Tal como lo desarrollé en Violencia/s, el gran goce
de la época consiste en develar todo aquello que está “por detrás”, la
fascinación por los backstages, la complacencia voyeurista por Gran
hermano, la impulsión por exhibir fotos con procacidades sexuales, los chismes
artísticos (proliferan los programas “especializados” en ese rubro) y todo
aquello que muestre lo que hay detrás de bambalinas1. En otro orden,
lo mismo se revela en el deleite por sondear qué hay detrás de la vida de un
gran hombre –y no me refiero a un “famoso” sino a alguien destacado en el campo
cultural–, qué secreto guarda, cuáles son sus debilidades, sus aventuras
libidinales, etc. Con el pretendido lema de hacer aparecer los aspectos más
humanos de las figuras relevantes, subyace el placer mórbido de rebajar la
imagen, metafóricamente, “mostrar su trasero”, igualarlo al de todos.
--- --- ---
Reproduce el fragmento completo palabra por palabra, sin cambiar nada. Utiliza únicamente el fragmento, sin recurrir a otras fuentes.

**DATOS GUARDADOS:**
--- --- ---
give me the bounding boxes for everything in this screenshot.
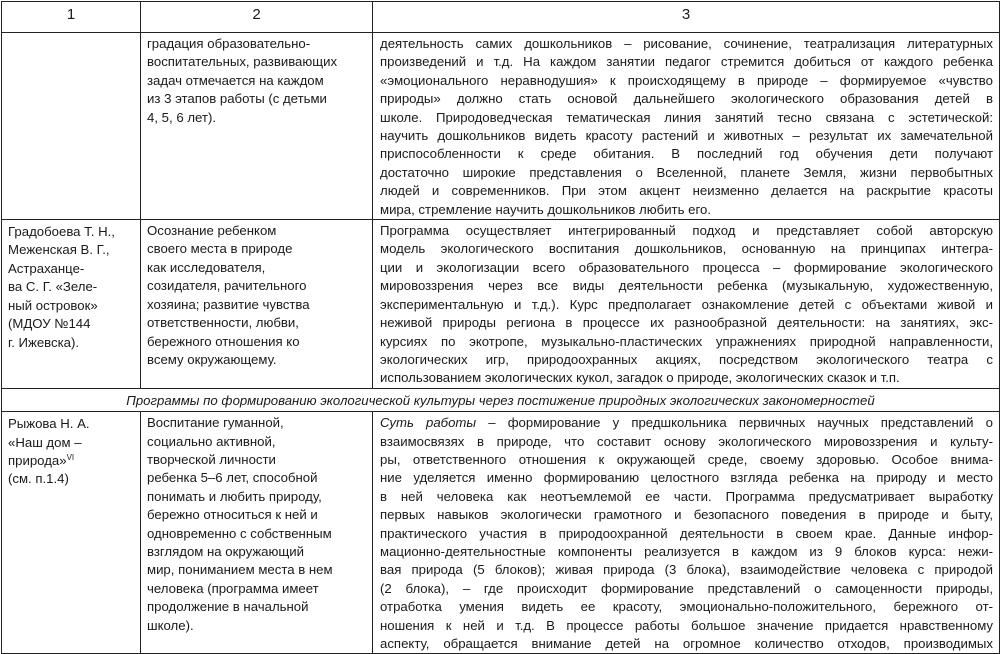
text-line: ва С. Г. «Зеле- (8, 279, 98, 295)
cell-author (2, 220, 141, 389)
first-line-rest: – формирование у предшкольника первичных научных представлений о (476, 415, 993, 431)
text-line: школе). (147, 617, 194, 633)
text-line: созидателя, рачительного (147, 278, 307, 294)
description-line: ношения к ней и т.д. В процессе работы большое значение придается нравственному (380, 617, 993, 633)
text-line: бережно относиться к ней и (147, 507, 318, 523)
description-line: первых навыков экологически грамотного и безопасного поведения в природе и быту, (380, 507, 993, 523)
description-line: произведений и т.д. На каждом занятии педагог стремится добиться от каждого ребенка (380, 54, 993, 70)
description-line: ние уделяется именно формированию целостного взгляда ребенка на природу и место (380, 470, 993, 486)
cell-author-empty (2, 33, 141, 220)
description-rest (380, 433, 993, 654)
text-line: Воспитание гуманной, (147, 415, 284, 431)
cell-goals (141, 220, 373, 389)
description-line: отработка умения видеть ее красоту, эмоционально-положительного, бережного от- (380, 599, 993, 615)
description-line: модель экологического воспитания дошкольников, основанную на принципах интегра- (380, 241, 993, 257)
description-line: в ней человека как неотъемлемой ее части. Программа предусматривает выработку (380, 488, 993, 504)
description-line: природы» должно стать основой дальнейшего экологического образования детей в (380, 91, 993, 107)
description-line: ры, ответственного отношения к окружающей среде, своему здоровью. Особое внима- (380, 451, 993, 467)
column-header-3: 3 (373, 2, 1000, 33)
description-line (380, 414, 993, 432)
description-line: экспериментальную и т.д.). Курс предполагает ознакомление детей с объектами живой и (380, 296, 993, 312)
text-line: бережного отношения ко (147, 333, 300, 349)
description-line: неживой природы региона в процессе их разнообразной деятельности: на занятиях, экс- (380, 315, 993, 331)
text-line: г. Ижевска). (8, 334, 80, 350)
column-header-1: 1 (2, 2, 141, 33)
table-row-gradoboeva (2, 220, 1000, 389)
text-line: из 3 этапов работы (с детьми (147, 91, 327, 107)
text-line: творческой личности (147, 451, 276, 467)
text-line: Градобоева Т. Н., (8, 224, 115, 240)
cell-description (373, 33, 1000, 220)
text-line: градация образовательно- (147, 36, 311, 51)
author-line (8, 452, 135, 470)
text-line: как исследователя, (147, 259, 266, 275)
table-row-continued (2, 33, 1000, 220)
author-line: Рыжова Н. А. (8, 416, 90, 432)
description-line: достаточно широкие представления о Вселенной, планете Земля, жизни первобытных (380, 164, 993, 180)
section-row (2, 388, 1000, 411)
text-line: воспитательных, развивающих (147, 54, 338, 70)
text-line: Осознание ребенком (147, 223, 277, 239)
description-line: школе. Природоведческая тематическая линия занятий тесно связана с эстетической: (380, 109, 993, 125)
text-line: задач отмечается на каждом (147, 72, 324, 88)
column-header-2: 2 (141, 2, 373, 33)
table-row-ryzhova (2, 412, 1000, 654)
description-line: курсиях по экотропе, музыкально-пластических упражнениях природной направленности, (380, 333, 993, 349)
description-line: приспособленности к среде обитания. В последний год обучения дети получают (380, 146, 993, 162)
description-line: научить дошкольников видеть красоту растений и животных – результат их замечательной (380, 128, 993, 144)
description-line: экологических игр, природоохранных акциях, посредством экологического театра с (380, 351, 993, 367)
cell-description (373, 220, 1000, 389)
text-line: социально активной, (147, 433, 276, 449)
description-line: (2 блока), – где происходит формирование представлений о самоценности природы, (380, 580, 993, 596)
author-line: «Наш дом – (8, 434, 82, 450)
text-line: Меженская В. Г., (8, 242, 110, 258)
text-line: взглядом на окружающий (147, 543, 304, 559)
section-title: Программы по формированию экологической культуры через постижение природных экологических закономерностей (2, 388, 1000, 411)
lead-phrase: Суть работы (380, 415, 477, 431)
description-line: практического участия в природоохранной деятельности в своем крае. Данные инфор- (380, 525, 993, 541)
description-line: ции и экологизации всего образовательного процесса – формирование экологического (380, 259, 993, 275)
author-line: (см. п.1.4) (8, 471, 69, 487)
text-line: хозяина; развитие чувства (147, 296, 310, 312)
footnote-marker: VI (66, 452, 75, 462)
description-line: «эмоционального неравнодушия» к происходящему в природе – формируемое «чувство (380, 72, 993, 88)
description-line: людей и современников. При этом акцент неизменно делается на раскрытие красоты (380, 183, 993, 199)
description-line: Программа осуществляет интегрированный подход и представляет собой авторскую (380, 223, 993, 239)
description-line: взаимосвязях в природе, что составит основу экологического мировоззрения и культу- (380, 433, 993, 449)
cell-description (373, 412, 1000, 654)
cell-goals (141, 412, 373, 654)
text-line: продолжение в начальной (147, 599, 309, 615)
text-line: человека (программа имеет (147, 580, 319, 596)
author-title-end: природа» (8, 452, 67, 468)
description-line: аспекту, обращается внимание детей на огромное количество отходов, производимых (380, 636, 993, 651)
text-line: ответственности, любви, (147, 315, 299, 331)
text-line: Астраханце- (8, 260, 85, 276)
description-line: использованием экологических кукол, загадок о природе, экологических сказок и т.п. (380, 370, 900, 386)
text-line: (МДОУ №144 (8, 316, 91, 332)
programs-table (1, 1, 1000, 654)
header-row (2, 2, 1000, 33)
text-line: понимать и любить природу, (147, 488, 322, 504)
text-line: ребенка 5–6 лет, способной (147, 470, 318, 486)
description-line: мировоззрения через все виды деятельности ребенка (музыкальную, художественную, (380, 278, 993, 294)
description-line: мира, стремление научить дошкольников любить его. (380, 201, 711, 217)
text-line: ный островок» (8, 297, 98, 313)
cell-author (2, 412, 141, 654)
text-line: одновременно с собственным (147, 525, 332, 541)
text-line: своего места в природе (147, 241, 293, 257)
description-line: деятельность самих дошкольников – рисование, сочинение, театрализация литературных (380, 36, 993, 51)
cell-goals (141, 33, 373, 220)
text-line: всему окружающему. (147, 351, 277, 367)
description-line: вая природа (5 блоков); живая природа (3 блока), взаимодействие человека с природой (380, 562, 993, 578)
text-line: мир, пониманием места в нем (147, 562, 333, 578)
text-line: 4, 5, 6 лет). (147, 109, 217, 125)
description-line: мационно-деятельностные компоненты реализуется в каждом из 9 блоков курса: нежи- (380, 543, 993, 559)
--- --- ---
**SOLUCIÓN PROPUESTA:**
Tal como lo desarrollé en Violencia/s, el gran goce
de la época consiste en develar todo aquello que está “por detrás”, la
fascinación por los backstages, la complacencia voyeurista por Gran
hermano, la impulsión por exhibir fotos con procacidades sexuales, los chismes
artísticos (proliferan los programas “especializados” en ese rubro) y todo
aquello que muestre lo que hay detrás de bambalinas1. En otro orden,
lo mismo se revela en el deleite por sondear qué hay detrás de la vida de un
gran hombre –y no me refiero a un “famoso” sino a alguien destacado en el campo
cultural–, qué secreto guarda, cuáles son sus debilidades, sus aventuras
libidinales, etc. Con el pretendido lema de hacer aparecer los aspectos más
humanos de las figuras relevantes, subyace el placer mórbido de rebajar la
imagen, metafóricamente, “mostrar su trasero”, igualarlo al de todos.